++++ RECORDS FOR THE EXERCISE
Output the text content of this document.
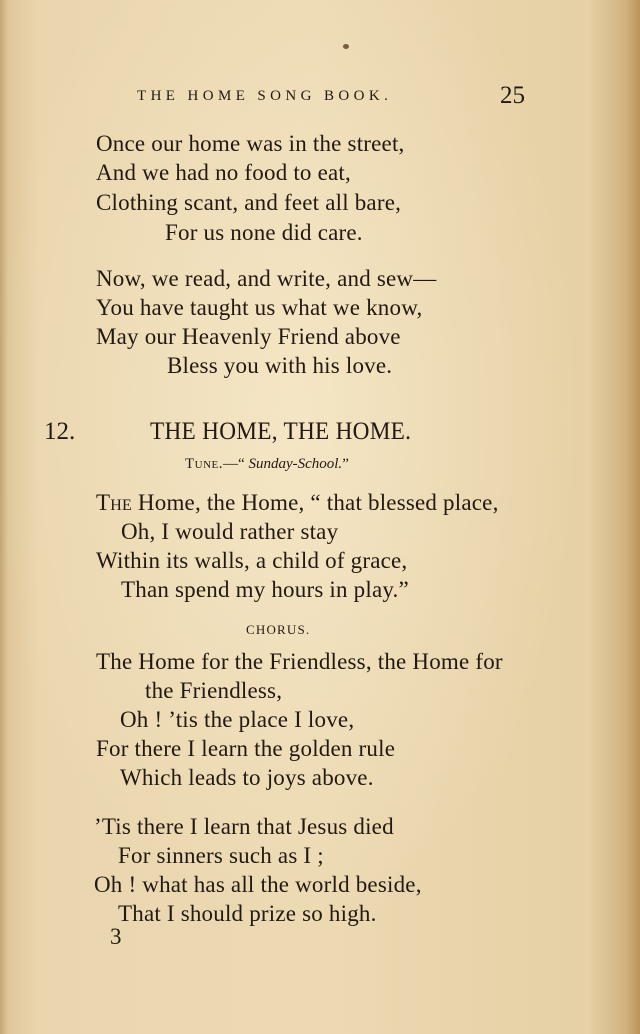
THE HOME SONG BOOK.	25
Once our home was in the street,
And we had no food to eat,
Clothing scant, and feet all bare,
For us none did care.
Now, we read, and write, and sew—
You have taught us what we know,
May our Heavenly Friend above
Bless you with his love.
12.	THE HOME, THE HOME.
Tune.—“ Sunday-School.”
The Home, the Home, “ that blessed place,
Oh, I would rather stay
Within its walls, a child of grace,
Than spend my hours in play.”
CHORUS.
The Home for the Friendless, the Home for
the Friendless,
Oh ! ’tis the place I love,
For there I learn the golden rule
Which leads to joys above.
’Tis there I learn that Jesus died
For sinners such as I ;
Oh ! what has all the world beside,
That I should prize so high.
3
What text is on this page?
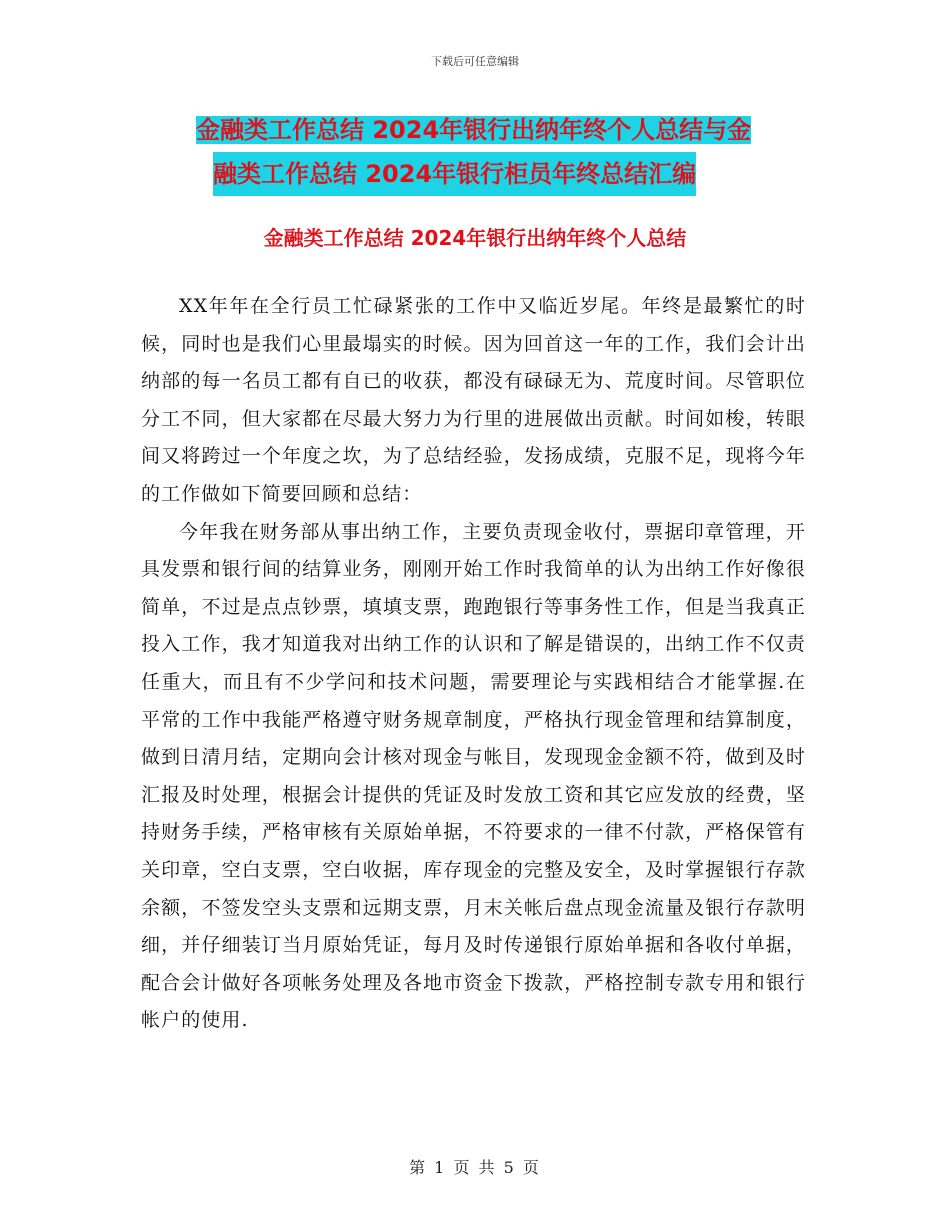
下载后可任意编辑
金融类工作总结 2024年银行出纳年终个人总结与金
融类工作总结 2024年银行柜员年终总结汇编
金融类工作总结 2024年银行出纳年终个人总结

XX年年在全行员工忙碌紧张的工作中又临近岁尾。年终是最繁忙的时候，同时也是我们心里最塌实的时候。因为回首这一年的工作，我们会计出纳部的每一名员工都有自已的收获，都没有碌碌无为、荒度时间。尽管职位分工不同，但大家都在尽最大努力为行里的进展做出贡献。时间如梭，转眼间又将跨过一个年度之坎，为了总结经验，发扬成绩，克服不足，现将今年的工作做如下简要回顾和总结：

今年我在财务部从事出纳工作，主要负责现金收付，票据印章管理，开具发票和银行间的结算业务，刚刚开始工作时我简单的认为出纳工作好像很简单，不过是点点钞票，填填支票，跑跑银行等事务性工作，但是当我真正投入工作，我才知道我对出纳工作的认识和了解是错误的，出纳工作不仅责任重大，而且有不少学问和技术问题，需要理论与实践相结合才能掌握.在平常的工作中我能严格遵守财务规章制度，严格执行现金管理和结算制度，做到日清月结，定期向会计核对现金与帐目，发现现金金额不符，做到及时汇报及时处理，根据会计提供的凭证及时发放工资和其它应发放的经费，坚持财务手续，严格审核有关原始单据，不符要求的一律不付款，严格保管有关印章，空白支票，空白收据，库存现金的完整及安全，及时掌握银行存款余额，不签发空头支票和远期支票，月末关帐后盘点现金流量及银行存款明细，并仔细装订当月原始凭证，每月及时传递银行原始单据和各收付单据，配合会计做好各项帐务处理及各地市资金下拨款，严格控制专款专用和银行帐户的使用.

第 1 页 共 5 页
++++++++
++++ RECORDS FOR THE EXERCISE
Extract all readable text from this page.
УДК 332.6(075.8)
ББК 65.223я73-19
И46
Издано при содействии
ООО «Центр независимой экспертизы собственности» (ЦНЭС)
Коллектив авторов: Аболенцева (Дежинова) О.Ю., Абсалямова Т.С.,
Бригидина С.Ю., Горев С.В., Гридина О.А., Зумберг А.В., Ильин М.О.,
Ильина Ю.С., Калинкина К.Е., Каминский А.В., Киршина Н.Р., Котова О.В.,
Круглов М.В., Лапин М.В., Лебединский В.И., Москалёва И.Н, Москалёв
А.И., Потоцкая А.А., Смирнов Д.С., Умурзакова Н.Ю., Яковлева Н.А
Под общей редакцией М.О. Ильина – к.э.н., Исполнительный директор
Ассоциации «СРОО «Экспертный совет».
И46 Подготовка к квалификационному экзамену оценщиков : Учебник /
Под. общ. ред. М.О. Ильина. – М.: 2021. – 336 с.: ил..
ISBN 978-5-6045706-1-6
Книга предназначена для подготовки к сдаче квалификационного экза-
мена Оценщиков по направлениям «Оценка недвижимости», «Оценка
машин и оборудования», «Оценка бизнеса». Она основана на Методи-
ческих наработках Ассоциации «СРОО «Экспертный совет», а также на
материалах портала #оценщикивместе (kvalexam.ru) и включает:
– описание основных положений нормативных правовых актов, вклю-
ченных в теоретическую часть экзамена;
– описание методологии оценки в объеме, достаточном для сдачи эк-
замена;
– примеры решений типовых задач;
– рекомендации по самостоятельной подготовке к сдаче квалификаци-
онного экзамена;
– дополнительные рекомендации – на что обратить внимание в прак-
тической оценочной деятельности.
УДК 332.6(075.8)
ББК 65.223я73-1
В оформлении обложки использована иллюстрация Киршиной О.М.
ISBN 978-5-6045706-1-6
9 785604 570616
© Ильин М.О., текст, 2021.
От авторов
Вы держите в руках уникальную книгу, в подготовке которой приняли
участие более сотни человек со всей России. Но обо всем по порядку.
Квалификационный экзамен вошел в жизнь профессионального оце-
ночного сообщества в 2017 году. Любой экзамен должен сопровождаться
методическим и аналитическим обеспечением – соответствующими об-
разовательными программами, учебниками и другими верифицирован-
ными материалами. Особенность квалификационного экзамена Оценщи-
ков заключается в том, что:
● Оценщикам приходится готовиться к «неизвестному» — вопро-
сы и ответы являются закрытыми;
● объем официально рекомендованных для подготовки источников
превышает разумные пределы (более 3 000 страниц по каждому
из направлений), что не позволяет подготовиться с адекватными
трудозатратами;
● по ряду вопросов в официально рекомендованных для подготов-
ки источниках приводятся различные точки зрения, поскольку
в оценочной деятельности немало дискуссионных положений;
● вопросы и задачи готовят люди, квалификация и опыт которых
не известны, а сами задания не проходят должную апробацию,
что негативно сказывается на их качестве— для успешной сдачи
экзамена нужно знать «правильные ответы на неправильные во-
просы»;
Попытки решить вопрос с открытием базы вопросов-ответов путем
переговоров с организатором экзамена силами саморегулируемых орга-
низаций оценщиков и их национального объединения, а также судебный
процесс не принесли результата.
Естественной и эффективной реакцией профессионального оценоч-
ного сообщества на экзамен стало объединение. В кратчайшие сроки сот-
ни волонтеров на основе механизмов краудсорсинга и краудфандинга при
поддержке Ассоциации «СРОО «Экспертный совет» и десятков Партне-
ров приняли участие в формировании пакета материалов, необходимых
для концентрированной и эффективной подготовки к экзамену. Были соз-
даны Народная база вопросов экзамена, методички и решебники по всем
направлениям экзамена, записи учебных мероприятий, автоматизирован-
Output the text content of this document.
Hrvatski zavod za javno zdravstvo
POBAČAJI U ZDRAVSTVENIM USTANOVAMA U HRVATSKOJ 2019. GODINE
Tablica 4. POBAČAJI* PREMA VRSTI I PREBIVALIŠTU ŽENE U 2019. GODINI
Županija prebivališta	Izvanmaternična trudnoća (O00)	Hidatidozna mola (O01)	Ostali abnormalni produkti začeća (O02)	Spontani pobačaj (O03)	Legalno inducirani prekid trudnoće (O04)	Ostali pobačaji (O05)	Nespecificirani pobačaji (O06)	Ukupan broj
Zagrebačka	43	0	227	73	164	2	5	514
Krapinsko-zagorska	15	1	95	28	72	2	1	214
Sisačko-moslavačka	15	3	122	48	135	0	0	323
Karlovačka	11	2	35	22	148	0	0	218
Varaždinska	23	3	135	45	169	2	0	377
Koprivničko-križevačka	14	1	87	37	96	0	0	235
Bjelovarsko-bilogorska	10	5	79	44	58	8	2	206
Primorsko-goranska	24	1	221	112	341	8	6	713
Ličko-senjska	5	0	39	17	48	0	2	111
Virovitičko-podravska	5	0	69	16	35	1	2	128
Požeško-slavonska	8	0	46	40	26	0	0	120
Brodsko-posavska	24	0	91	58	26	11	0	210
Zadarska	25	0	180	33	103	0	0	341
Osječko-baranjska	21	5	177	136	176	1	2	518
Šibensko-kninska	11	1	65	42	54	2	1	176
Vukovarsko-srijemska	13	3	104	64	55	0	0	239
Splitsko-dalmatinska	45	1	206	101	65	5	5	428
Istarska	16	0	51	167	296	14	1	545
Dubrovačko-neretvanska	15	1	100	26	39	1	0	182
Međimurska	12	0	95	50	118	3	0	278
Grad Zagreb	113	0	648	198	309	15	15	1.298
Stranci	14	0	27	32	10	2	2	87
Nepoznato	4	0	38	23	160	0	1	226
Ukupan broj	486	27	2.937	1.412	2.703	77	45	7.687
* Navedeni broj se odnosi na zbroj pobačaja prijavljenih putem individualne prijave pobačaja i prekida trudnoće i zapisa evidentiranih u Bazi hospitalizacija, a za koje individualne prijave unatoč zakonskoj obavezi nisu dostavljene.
++++++++
REQUIRED TASK: Scan the data above; copy every line where "совет" appears.

ANSWER TO THIS EXERCISE:
Ассоциации «СРОО «Экспертный совет».
ческих наработках Ассоциации «СРОО «Экспертный совет», а также на
поддержке Ассоциации «СРОО «Экспертный совет» и десятков Партне-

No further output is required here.